DO THIS: All entries should be output exactly as they stand.

[Dataset rows]
▼▼▼

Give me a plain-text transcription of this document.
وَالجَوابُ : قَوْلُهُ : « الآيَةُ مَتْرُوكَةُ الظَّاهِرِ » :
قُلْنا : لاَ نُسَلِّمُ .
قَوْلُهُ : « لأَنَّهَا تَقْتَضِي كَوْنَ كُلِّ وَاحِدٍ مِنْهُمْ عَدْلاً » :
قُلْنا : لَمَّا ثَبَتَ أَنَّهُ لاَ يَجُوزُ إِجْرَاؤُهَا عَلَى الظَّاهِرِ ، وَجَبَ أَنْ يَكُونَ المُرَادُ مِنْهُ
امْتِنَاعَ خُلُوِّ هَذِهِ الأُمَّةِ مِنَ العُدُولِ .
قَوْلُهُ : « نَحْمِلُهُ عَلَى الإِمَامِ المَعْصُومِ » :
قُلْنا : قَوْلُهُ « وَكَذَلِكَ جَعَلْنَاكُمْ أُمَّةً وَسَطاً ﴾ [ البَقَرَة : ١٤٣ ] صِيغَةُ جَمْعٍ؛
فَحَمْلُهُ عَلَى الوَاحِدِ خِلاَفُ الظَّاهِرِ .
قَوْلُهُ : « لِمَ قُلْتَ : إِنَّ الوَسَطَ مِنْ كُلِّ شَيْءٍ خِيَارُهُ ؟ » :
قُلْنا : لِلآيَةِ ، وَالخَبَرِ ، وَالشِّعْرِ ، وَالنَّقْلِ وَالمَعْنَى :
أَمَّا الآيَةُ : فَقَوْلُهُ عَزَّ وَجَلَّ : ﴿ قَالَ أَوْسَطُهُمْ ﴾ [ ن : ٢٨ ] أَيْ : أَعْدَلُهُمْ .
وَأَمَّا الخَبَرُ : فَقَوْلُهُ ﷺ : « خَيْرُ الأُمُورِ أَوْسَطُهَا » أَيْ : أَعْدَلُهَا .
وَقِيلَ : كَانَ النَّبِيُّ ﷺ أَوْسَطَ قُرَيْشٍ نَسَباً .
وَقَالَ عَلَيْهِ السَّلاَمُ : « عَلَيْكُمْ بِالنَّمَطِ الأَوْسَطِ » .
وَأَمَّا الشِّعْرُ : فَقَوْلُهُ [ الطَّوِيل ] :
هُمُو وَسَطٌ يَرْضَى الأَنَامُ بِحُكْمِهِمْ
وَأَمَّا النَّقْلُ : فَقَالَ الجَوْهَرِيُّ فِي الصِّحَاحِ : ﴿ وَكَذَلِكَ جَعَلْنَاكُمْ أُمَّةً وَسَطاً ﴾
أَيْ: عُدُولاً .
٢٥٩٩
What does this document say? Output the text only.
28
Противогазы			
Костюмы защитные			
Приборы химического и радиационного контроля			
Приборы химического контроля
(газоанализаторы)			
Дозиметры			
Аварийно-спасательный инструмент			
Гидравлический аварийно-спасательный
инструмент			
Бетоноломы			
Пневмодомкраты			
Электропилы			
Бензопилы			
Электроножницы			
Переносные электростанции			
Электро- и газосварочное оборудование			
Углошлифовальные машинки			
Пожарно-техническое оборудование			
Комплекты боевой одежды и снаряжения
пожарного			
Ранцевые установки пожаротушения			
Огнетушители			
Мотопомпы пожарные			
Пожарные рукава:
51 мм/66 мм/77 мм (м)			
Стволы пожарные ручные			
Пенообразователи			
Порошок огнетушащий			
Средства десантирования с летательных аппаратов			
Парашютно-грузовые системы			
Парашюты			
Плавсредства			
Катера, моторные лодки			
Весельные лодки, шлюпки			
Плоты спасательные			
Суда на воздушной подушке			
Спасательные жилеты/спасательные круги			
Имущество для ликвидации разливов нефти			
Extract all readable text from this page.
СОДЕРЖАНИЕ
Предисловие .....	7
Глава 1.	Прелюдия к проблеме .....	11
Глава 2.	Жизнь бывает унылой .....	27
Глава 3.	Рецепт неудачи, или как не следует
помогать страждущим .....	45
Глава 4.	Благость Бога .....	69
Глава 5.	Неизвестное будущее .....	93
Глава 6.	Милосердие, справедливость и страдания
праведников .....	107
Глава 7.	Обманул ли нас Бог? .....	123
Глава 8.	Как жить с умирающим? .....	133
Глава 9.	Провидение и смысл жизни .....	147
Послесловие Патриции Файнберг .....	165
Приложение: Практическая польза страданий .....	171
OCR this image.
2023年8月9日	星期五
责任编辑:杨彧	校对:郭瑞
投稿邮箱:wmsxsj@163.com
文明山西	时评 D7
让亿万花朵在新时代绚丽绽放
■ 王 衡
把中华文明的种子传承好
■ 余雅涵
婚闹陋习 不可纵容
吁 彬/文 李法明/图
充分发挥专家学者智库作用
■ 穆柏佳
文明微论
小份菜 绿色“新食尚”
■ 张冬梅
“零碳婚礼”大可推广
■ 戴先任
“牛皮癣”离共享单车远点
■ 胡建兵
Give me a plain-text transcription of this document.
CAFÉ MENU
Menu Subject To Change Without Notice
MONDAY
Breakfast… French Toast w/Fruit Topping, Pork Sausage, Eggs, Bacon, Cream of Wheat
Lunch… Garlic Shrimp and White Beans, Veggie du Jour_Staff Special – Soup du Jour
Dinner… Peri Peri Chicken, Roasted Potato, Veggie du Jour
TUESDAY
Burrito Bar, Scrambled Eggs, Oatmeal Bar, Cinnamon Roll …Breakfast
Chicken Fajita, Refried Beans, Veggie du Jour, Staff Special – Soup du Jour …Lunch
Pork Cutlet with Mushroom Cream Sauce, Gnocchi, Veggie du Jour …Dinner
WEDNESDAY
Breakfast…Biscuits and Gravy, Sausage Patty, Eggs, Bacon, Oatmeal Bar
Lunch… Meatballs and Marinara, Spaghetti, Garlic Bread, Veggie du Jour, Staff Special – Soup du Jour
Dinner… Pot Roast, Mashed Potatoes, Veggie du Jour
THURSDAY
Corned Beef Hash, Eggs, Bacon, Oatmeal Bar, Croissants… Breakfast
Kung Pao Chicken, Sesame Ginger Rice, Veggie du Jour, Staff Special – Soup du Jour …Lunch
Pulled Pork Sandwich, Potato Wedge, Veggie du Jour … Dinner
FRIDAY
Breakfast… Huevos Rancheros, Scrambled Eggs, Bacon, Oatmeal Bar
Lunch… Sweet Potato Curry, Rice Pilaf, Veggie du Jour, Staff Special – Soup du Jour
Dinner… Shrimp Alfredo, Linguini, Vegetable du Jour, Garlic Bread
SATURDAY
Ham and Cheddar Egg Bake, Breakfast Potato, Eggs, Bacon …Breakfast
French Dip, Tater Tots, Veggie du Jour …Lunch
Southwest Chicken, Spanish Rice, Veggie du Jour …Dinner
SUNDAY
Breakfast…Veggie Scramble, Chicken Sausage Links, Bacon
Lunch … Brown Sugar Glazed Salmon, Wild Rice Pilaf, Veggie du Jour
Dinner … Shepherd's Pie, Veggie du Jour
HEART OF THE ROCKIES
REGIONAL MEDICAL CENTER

▲▲▲

WRITTEN RESPONSE:
Give me a plain-text transcription of this document.
وَالجَوابُ : قَوْلُهُ : « الآيَةُ مَتْرُوكَةُ الظَّاهِرِ » :
قُلْنا : لاَ نُسَلِّمُ .
قَوْلُهُ : « لأَنَّهَا تَقْتَضِي كَوْنَ كُلِّ وَاحِدٍ مِنْهُمْ عَدْلاً » :
قُلْنا : لَمَّا ثَبَتَ أَنَّهُ لاَ يَجُوزُ إِجْرَاؤُهَا عَلَى الظَّاهِرِ ، وَجَبَ أَنْ يَكُونَ المُرَادُ مِنْهُ
امْتِنَاعَ خُلُوِّ هَذِهِ الأُمَّةِ مِنَ العُدُولِ .
قَوْلُهُ : « نَحْمِلُهُ عَلَى الإِمَامِ المَعْصُومِ » :
قُلْنا : قَوْلُهُ « وَكَذَلِكَ جَعَلْنَاكُمْ أُمَّةً وَسَطاً ﴾ [ البَقَرَة : ١٤٣ ] صِيغَةُ جَمْعٍ؛
فَحَمْلُهُ عَلَى الوَاحِدِ خِلاَفُ الظَّاهِرِ .
قَوْلُهُ : « لِمَ قُلْتَ : إِنَّ الوَسَطَ مِنْ كُلِّ شَيْءٍ خِيَارُهُ ؟ » :
قُلْنا : لِلآيَةِ ، وَالخَبَرِ ، وَالشِّعْرِ ، وَالنَّقْلِ وَالمَعْنَى :
أَمَّا الآيَةُ : فَقَوْلُهُ عَزَّ وَجَلَّ : ﴿ قَالَ أَوْسَطُهُمْ ﴾ [ ن : ٢٨ ] أَيْ : أَعْدَلُهُمْ .
وَأَمَّا الخَبَرُ : فَقَوْلُهُ ﷺ : « خَيْرُ الأُمُورِ أَوْسَطُهَا » أَيْ : أَعْدَلُهَا .
وَقِيلَ : كَانَ النَّبِيُّ ﷺ أَوْسَطَ قُرَيْشٍ نَسَباً .
وَقَالَ عَلَيْهِ السَّلاَمُ : « عَلَيْكُمْ بِالنَّمَطِ الأَوْسَطِ » .
وَأَمَّا الشِّعْرُ : فَقَوْلُهُ [ الطَّوِيل ] :
هُمُو وَسَطٌ يَرْضَى الأَنَامُ بِحُكْمِهِمْ
وَأَمَّا النَّقْلُ : فَقَالَ الجَوْهَرِيُّ فِي الصِّحَاحِ : ﴿ وَكَذَلِكَ جَعَلْنَاكُمْ أُمَّةً وَسَطاً ﴾
أَيْ: عُدُولاً .
٢٥٩٩
What does this document say? Output the text only.
28
Противогазы			
Костюмы защитные			
Приборы химического и радиационного контроля			
Приборы химического контроля
(газоанализаторы)			
Дозиметры			
Аварийно-спасательный инструмент			
Гидравлический аварийно-спасательный
инструмент			
Бетоноломы			
Пневмодомкраты			
Электропилы			
Бензопилы			
Электроножницы			
Переносные электростанции			
Электро- и газосварочное оборудование			
Углошлифовальные машинки			
Пожарно-техническое оборудование			
Комплекты боевой одежды и снаряжения
пожарного			
Ранцевые установки пожаротушения			
Огнетушители			
Мотопомпы пожарные			
Пожарные рукава:
51 мм/66 мм/77 мм (м)			
Стволы пожарные ручные			
Пенообразователи			
Порошок огнетушащий			
Средства десантирования с летательных аппаратов			
Парашютно-грузовые системы			
Парашюты			
Плавсредства			
Катера, моторные лодки			
Весельные лодки, шлюпки			
Плоты спасательные			
Суда на воздушной подушке			
Спасательные жилеты/спасательные круги			
Имущество для ликвидации разливов нефти			
Extract all readable text from this page.
СОДЕРЖАНИЕ
Предисловие .....	7
Глава 1.	Прелюдия к проблеме .....	11
Глава 2.	Жизнь бывает унылой .....	27
Глава 3.	Рецепт неудачи, или как не следует
помогать страждущим .....	45
Глава 4.	Благость Бога .....	69
Глава 5.	Неизвестное будущее .....	93
Глава 6.	Милосердие, справедливость и страдания
праведников .....	107
Глава 7.	Обманул ли нас Бог? .....	123
Глава 8.	Как жить с умирающим? .....	133
Глава 9.	Провидение и смысл жизни .....	147
Послесловие Патриции Файнберг .....	165
Приложение: Практическая польза страданий .....	171
OCR this image.
2023年8月9日	星期五
责任编辑:杨彧	校对:郭瑞
投稿邮箱:wmsxsj@163.com
文明山西	时评 D7
让亿万花朵在新时代绚丽绽放
■ 王 衡
把中华文明的种子传承好
■ 余雅涵
婚闹陋习 不可纵容
吁 彬/文 李法明/图
充分发挥专家学者智库作用
■ 穆柏佳
文明微论
小份菜 绿色“新食尚”
■ 张冬梅
“零碳婚礼”大可推广
■ 戴先任
“牛皮癣”离共享单车远点
■ 胡建兵
Give me a plain-text transcription of this document.
CAFÉ MENU
Menu Subject To Change Without Notice
MONDAY
Breakfast… French Toast w/Fruit Topping, Pork Sausage, Eggs, Bacon, Cream of Wheat
Lunch… Garlic Shrimp and White Beans, Veggie du Jour_Staff Special – Soup du Jour
Dinner… Peri Peri Chicken, Roasted Potato, Veggie du Jour
TUESDAY
Burrito Bar, Scrambled Eggs, Oatmeal Bar, Cinnamon Roll …Breakfast
Chicken Fajita, Refried Beans, Veggie du Jour, Staff Special – Soup du Jour …Lunch
Pork Cutlet with Mushroom Cream Sauce, Gnocchi, Veggie du Jour …Dinner
WEDNESDAY
Breakfast…Biscuits and Gravy, Sausage Patty, Eggs, Bacon, Oatmeal Bar
Lunch… Meatballs and Marinara, Spaghetti, Garlic Bread, Veggie du Jour, Staff Special – Soup du Jour
Dinner… Pot Roast, Mashed Potatoes, Veggie du Jour
THURSDAY
Corned Beef Hash, Eggs, Bacon, Oatmeal Bar, Croissants… Breakfast
Kung Pao Chicken, Sesame Ginger Rice, Veggie du Jour, Staff Special – Soup du Jour …Lunch
Pulled Pork Sandwich, Potato Wedge, Veggie du Jour … Dinner
FRIDAY
Breakfast… Huevos Rancheros, Scrambled Eggs, Bacon, Oatmeal Bar
Lunch… Sweet Potato Curry, Rice Pilaf, Veggie du Jour, Staff Special – Soup du Jour
Dinner… Shrimp Alfredo, Linguini, Vegetable du Jour, Garlic Bread
SATURDAY
Ham and Cheddar Egg Bake, Breakfast Potato, Eggs, Bacon …Breakfast
French Dip, Tater Tots, Veggie du Jour …Lunch
Southwest Chicken, Spanish Rice, Veggie du Jour …Dinner
SUNDAY
Breakfast…Veggie Scramble, Chicken Sausage Links, Bacon
Lunch … Brown Sugar Glazed Salmon, Wild Rice Pilaf, Veggie du Jour
Dinner … Shepherd's Pie, Veggie du Jour
HEART OF THE ROCKIES
REGIONAL MEDICAL CENTER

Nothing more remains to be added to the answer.